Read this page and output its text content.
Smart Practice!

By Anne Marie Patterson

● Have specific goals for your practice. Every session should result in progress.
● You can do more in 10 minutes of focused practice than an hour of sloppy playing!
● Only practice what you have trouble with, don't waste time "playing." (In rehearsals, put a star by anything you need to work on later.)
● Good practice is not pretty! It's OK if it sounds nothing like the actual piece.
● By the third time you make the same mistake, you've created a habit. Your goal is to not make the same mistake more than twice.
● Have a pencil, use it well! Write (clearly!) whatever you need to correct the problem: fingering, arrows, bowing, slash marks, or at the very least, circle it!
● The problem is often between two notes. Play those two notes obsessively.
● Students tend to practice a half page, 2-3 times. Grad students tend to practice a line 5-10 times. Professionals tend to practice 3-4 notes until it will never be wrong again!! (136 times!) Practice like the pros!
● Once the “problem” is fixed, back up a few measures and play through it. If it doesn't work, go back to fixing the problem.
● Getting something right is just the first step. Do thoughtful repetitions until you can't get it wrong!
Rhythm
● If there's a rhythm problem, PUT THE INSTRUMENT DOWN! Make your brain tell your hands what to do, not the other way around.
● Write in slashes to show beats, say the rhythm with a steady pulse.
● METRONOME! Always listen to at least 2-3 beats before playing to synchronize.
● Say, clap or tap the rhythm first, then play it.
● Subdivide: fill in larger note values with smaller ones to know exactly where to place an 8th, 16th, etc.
◆ ◆ ◆ ◆
» Given problem: Look through the entries above; copy every line holding the string "playing".

» Result of the task:
● You can do more in 10 minutes of focused practice than an hour of sloppy playing!
● Only practice what you have trouble with, don't waste time "playing." (In rehearsals, put a star by anything you need to work on later.)
● METRONOME! Always listen to at least 2-3 beats before playing to synchronize.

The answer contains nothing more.